Would you pull out every line of the material that contains the string "الكلام"?

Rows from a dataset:
====
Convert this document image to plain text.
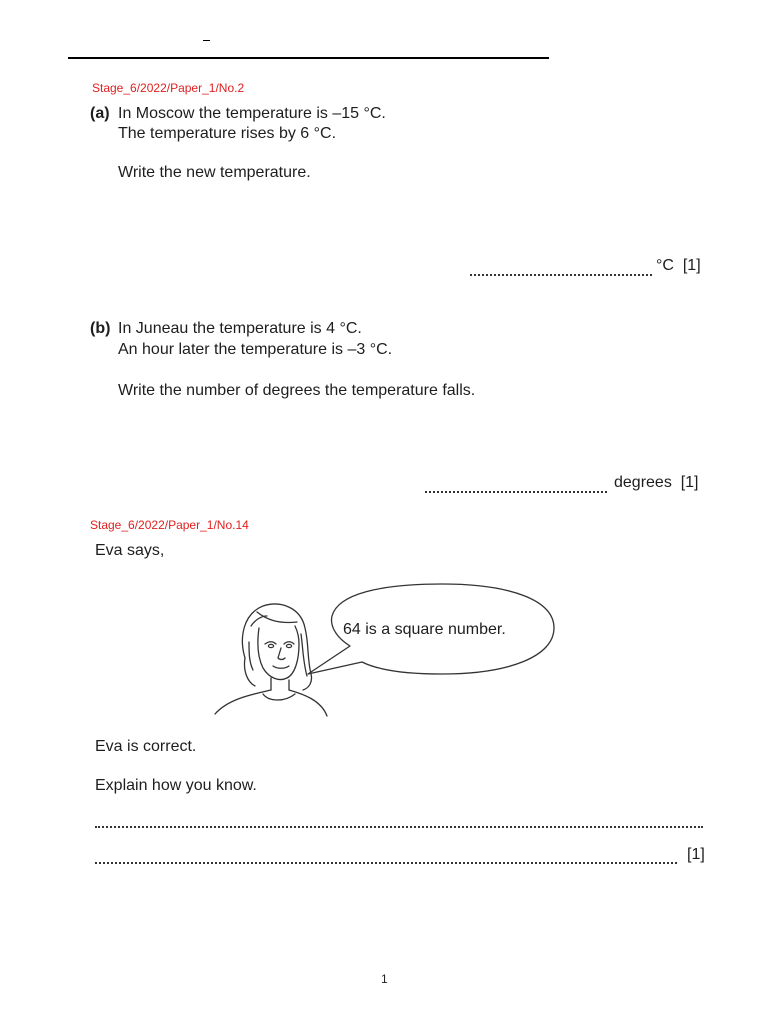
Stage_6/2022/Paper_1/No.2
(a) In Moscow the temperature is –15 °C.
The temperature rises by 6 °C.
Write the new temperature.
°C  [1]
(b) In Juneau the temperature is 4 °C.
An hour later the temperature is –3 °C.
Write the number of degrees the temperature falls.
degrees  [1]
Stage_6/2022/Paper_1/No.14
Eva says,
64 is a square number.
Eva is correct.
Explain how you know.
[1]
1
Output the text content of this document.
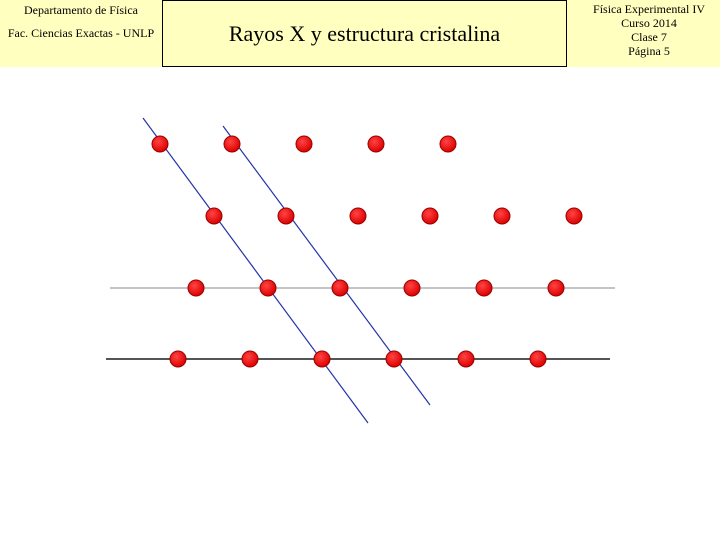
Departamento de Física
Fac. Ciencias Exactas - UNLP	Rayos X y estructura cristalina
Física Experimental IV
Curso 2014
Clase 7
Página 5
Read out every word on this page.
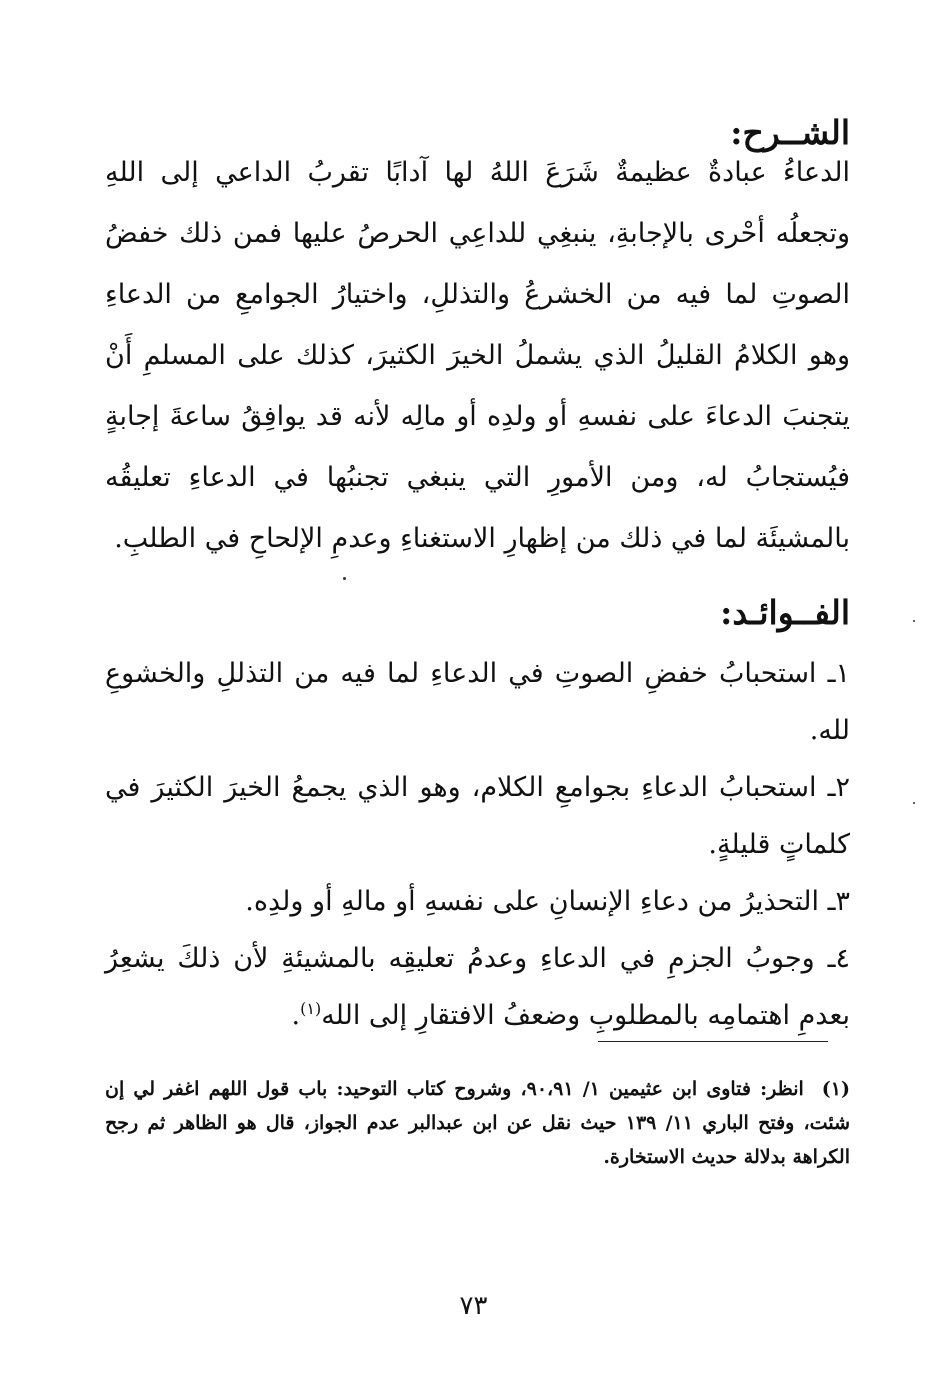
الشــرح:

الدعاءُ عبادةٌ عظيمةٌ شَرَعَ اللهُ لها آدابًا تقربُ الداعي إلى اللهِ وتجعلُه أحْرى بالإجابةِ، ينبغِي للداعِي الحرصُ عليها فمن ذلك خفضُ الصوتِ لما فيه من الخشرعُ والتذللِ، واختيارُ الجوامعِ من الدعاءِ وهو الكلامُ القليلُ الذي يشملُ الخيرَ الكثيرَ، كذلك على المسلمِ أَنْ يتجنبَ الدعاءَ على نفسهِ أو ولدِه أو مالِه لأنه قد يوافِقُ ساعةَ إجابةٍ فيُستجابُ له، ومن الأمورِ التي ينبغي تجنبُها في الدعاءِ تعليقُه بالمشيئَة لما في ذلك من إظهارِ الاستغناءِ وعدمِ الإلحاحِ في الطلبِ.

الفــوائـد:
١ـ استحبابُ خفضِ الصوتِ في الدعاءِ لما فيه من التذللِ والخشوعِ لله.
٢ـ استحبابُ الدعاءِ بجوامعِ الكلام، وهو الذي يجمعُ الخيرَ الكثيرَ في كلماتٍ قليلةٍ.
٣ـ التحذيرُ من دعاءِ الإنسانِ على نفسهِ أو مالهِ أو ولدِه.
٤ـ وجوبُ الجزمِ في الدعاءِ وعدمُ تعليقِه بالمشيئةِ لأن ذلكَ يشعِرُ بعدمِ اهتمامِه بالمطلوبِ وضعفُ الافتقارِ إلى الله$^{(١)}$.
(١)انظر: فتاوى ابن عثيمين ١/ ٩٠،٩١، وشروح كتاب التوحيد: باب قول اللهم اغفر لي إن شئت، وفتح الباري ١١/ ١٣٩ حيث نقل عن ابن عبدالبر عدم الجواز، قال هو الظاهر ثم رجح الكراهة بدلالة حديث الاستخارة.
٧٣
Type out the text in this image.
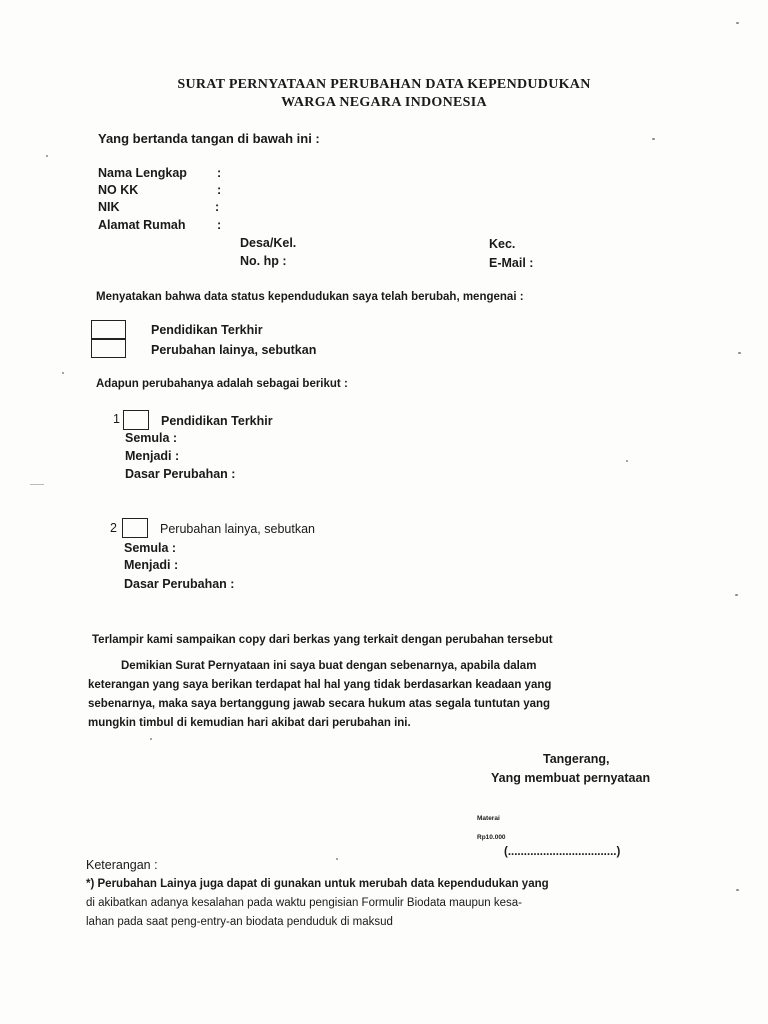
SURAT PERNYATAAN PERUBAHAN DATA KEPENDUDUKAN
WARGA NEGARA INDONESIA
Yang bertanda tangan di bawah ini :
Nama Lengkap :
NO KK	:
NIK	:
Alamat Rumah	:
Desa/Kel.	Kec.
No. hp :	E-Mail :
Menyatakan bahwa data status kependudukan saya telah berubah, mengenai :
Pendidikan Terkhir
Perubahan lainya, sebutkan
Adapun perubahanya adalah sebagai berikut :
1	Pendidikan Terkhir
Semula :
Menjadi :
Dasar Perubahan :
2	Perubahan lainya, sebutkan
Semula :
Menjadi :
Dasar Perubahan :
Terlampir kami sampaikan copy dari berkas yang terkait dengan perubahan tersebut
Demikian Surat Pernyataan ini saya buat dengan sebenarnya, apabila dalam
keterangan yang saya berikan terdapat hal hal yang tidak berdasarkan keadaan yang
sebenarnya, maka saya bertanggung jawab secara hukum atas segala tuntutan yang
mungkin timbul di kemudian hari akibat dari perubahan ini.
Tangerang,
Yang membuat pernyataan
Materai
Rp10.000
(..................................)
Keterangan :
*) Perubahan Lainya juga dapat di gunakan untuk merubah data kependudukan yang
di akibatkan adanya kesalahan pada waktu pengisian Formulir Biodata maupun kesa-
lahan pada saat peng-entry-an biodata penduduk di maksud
====
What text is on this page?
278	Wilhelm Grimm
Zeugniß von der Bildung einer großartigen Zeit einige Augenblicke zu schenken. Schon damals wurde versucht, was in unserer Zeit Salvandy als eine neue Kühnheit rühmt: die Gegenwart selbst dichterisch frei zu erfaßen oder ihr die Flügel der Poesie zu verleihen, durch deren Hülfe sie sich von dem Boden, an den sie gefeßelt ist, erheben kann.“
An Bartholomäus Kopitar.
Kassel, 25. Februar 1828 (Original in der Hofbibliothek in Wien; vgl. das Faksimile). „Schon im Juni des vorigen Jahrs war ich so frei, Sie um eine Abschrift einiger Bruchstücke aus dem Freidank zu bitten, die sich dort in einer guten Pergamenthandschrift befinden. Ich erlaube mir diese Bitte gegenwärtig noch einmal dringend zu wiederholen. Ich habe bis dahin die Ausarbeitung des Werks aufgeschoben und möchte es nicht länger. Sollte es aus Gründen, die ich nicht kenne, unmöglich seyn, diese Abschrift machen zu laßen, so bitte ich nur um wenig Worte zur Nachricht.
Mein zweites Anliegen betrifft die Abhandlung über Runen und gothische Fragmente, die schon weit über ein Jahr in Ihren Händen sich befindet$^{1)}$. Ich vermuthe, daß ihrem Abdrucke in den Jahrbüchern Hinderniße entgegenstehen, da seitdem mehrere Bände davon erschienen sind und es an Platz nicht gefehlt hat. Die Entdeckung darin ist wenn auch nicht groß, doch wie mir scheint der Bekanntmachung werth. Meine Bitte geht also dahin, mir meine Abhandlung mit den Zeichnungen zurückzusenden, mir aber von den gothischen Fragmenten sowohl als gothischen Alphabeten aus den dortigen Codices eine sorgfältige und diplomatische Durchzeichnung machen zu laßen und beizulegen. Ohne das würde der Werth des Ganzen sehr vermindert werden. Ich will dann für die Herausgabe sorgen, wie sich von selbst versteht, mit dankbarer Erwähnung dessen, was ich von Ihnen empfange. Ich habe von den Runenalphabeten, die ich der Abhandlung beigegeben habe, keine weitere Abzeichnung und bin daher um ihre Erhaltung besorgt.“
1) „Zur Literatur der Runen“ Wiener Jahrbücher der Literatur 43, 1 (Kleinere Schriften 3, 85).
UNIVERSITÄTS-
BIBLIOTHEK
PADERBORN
====
§ RESULT OF THIS EXERCISE:
الدعاءُ عبادةٌ عظيمةٌ شَرَعَ اللهُ لها آدابًا تقربُ الداعي إلى اللهِ وتجعلُه أحْرى بالإجابةِ، ينبغِي للداعِي الحرصُ عليها فمن ذلك خفضُ الصوتِ لما فيه من الخشرعُ والتذللِ، واختيارُ الجوامعِ من الدعاءِ وهو الكلامُ القليلُ الذي يشملُ الخيرَ الكثيرَ، كذلك على المسلمِ أَنْ يتجنبَ الدعاءَ على نفسهِ أو ولدِه أو مالِه لأنه قد يوافِقُ ساعةَ إجابةٍ فيُستجابُ له، ومن الأمورِ التي ينبغي تجنبُها في الدعاءِ تعليقُه بالمشيئَة لما في ذلك من إظهارِ الاستغناءِ وعدمِ الإلحاحِ في الطلبِ.
٢ـ استحبابُ الدعاءِ بجوامعِ الكلام، وهو الذي يجمعُ الخيرَ الكثيرَ في كلماتٍ قليلةٍ.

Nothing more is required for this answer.